## BEGIN
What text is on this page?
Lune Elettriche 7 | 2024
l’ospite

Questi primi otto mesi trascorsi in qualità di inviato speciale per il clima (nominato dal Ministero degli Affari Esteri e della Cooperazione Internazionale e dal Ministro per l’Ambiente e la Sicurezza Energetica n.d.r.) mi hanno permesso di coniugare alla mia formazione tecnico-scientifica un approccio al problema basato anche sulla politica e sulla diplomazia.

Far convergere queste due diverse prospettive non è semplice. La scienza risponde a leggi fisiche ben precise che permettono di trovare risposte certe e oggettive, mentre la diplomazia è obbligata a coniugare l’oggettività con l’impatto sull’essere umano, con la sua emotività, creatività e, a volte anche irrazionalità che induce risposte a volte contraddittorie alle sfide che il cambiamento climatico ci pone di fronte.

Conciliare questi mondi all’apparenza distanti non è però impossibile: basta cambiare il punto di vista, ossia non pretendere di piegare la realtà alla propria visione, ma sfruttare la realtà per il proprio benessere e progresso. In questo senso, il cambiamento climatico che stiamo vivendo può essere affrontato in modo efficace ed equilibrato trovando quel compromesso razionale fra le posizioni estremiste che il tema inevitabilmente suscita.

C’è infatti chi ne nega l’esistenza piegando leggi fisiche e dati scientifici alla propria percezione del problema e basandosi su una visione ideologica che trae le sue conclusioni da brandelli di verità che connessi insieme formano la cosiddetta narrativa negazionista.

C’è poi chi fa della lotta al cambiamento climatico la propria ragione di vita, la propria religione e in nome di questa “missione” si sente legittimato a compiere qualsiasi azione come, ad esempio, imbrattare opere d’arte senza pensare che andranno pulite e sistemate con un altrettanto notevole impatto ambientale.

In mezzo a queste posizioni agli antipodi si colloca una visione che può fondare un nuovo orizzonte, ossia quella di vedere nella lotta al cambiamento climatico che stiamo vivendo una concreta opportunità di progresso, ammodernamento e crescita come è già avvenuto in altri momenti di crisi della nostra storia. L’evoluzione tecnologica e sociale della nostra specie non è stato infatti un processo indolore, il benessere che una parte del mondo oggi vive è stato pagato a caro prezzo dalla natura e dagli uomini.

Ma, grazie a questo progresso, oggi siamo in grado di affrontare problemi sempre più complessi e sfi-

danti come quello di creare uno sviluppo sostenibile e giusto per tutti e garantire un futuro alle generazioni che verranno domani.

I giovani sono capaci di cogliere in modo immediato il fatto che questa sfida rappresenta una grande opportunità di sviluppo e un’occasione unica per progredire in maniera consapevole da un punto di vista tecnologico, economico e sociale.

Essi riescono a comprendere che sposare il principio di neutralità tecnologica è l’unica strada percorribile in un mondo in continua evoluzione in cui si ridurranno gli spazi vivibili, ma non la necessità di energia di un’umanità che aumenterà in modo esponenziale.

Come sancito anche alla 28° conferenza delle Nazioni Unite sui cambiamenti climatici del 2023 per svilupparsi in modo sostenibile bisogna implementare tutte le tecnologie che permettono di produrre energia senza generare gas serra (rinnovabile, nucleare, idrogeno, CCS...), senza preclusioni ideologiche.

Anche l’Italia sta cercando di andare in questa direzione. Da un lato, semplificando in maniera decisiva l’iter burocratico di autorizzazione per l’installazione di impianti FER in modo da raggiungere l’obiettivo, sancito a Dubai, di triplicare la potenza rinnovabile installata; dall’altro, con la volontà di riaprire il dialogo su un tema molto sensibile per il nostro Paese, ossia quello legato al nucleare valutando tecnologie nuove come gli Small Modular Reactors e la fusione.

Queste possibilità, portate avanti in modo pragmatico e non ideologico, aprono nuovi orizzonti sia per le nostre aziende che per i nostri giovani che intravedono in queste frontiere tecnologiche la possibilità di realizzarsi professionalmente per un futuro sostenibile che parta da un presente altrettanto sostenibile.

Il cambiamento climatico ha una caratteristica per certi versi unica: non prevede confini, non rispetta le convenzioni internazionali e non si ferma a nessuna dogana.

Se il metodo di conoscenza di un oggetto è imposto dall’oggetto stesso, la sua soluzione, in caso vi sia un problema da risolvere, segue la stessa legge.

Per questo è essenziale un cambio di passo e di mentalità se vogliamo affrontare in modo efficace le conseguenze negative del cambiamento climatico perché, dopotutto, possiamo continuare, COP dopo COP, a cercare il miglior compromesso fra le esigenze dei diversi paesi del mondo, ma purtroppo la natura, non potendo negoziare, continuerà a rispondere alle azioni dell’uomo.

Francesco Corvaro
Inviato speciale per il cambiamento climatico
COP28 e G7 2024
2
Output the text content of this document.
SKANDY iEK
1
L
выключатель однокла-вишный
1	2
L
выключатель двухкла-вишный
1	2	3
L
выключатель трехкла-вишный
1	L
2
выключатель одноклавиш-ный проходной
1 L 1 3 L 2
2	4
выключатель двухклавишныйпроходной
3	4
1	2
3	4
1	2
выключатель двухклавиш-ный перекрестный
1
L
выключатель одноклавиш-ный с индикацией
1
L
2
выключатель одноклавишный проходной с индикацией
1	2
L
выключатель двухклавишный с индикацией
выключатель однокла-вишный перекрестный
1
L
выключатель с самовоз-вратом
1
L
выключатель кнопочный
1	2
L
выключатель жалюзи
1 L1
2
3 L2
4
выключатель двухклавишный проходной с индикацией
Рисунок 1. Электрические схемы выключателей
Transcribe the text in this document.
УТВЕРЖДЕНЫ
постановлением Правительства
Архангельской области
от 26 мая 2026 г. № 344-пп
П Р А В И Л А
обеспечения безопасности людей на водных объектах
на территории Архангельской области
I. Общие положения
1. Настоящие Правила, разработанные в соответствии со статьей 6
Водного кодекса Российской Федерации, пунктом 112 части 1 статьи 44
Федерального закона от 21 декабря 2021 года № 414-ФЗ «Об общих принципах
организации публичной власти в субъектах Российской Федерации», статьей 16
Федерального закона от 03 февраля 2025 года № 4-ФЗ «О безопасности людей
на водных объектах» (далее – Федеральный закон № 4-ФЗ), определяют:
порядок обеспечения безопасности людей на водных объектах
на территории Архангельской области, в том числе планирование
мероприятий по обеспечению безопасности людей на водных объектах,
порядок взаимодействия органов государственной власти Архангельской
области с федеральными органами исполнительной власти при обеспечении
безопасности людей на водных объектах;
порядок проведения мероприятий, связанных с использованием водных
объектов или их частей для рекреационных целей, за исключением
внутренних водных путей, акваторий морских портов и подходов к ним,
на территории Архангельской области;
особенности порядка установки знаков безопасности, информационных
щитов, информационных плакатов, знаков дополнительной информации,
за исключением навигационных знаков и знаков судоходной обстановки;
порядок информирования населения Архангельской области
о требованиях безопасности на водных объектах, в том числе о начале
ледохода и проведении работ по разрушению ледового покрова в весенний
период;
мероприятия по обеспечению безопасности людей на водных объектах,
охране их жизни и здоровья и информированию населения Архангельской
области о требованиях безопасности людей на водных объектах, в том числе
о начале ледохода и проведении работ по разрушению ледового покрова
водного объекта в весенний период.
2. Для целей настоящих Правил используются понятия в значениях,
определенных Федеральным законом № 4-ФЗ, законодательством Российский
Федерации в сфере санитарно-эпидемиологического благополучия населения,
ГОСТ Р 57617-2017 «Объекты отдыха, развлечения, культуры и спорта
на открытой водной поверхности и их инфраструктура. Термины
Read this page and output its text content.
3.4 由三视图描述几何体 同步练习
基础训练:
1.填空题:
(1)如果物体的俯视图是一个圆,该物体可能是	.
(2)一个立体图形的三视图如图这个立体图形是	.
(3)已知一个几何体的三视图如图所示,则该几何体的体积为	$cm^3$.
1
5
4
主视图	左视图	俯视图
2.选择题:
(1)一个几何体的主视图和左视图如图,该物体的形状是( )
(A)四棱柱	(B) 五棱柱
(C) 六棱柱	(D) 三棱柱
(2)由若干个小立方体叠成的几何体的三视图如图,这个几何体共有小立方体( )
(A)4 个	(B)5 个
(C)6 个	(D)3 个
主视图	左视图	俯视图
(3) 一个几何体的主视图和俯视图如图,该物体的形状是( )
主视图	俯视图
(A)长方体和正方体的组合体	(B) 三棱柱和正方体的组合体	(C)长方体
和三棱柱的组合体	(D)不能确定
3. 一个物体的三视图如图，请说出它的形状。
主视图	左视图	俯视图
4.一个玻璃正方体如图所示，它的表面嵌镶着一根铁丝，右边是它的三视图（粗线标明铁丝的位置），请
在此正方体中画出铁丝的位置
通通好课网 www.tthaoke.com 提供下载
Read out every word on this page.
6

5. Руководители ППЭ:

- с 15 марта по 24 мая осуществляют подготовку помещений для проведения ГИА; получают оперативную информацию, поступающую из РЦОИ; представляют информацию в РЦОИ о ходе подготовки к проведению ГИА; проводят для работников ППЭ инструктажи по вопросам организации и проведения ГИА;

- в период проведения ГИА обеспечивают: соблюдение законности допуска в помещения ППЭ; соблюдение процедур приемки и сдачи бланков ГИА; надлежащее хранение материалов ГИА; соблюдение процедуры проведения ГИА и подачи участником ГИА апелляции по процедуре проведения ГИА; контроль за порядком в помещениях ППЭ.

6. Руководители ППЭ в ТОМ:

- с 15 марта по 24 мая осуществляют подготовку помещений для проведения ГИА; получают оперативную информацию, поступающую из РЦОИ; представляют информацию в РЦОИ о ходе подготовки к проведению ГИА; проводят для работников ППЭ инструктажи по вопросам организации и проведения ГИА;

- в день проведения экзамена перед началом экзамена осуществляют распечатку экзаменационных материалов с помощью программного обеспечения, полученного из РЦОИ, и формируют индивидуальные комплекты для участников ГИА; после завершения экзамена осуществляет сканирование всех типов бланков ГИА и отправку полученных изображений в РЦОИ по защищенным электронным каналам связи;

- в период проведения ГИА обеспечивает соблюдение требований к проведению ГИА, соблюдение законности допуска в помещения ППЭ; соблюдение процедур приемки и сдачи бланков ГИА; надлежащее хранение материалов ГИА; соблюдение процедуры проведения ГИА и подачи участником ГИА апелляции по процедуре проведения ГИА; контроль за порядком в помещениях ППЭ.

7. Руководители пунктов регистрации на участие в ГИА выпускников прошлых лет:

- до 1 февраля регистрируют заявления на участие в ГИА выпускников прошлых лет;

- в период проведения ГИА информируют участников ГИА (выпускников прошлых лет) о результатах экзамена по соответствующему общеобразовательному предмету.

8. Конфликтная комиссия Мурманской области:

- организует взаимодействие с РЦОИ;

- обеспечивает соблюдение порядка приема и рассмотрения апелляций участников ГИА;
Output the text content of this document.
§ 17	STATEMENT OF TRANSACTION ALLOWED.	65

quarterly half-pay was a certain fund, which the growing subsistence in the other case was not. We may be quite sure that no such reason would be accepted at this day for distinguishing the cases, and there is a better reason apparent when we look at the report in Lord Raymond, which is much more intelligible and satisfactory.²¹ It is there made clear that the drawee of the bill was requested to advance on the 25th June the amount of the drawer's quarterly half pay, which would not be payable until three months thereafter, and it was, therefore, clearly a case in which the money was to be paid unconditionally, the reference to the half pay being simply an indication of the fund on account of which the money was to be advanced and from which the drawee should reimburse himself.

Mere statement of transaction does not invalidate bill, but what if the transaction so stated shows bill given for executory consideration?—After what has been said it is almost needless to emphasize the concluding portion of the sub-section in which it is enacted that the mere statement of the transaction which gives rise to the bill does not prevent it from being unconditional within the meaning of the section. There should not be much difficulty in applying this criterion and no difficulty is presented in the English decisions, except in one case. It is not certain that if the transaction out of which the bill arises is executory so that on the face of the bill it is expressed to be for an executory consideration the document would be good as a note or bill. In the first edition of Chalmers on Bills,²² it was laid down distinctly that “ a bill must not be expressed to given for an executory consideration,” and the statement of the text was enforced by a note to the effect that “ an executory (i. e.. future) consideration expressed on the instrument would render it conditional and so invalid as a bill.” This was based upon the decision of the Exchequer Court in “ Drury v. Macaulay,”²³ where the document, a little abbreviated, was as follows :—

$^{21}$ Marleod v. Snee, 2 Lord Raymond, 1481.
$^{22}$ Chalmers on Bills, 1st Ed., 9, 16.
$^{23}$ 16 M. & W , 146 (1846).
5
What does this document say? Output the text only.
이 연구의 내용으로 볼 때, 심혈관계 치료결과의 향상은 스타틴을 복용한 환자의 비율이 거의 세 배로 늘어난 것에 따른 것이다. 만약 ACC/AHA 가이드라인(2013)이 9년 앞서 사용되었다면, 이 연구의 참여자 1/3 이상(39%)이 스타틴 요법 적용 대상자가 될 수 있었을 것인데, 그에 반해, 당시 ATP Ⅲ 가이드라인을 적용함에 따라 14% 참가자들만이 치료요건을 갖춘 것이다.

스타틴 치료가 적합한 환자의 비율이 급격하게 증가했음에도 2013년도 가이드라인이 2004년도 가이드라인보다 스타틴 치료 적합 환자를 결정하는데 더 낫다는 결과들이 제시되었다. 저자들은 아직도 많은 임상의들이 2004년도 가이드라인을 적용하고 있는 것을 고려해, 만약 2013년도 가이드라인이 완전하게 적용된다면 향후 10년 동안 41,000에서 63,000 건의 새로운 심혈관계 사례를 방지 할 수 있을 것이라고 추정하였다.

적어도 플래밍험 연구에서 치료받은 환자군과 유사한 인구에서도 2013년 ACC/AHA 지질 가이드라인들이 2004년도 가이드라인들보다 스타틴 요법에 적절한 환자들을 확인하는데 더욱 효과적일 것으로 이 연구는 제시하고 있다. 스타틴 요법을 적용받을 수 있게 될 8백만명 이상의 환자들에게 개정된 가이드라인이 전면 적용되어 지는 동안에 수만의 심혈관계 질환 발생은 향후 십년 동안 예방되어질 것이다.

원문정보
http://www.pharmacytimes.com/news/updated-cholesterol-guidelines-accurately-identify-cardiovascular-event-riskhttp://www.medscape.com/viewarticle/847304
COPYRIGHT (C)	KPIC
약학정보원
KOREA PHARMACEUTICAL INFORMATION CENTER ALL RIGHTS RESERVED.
## END
*Work to complete*:
Lines containing the word "числе" must all be returned from the material above.

*Answer for this exercise*:
на территории Архангельской области, в том числе планирование
о требованиях безопасности на водных объектах, в том числе о начале
области о требованиях безопасности людей на водных объектах, в том числе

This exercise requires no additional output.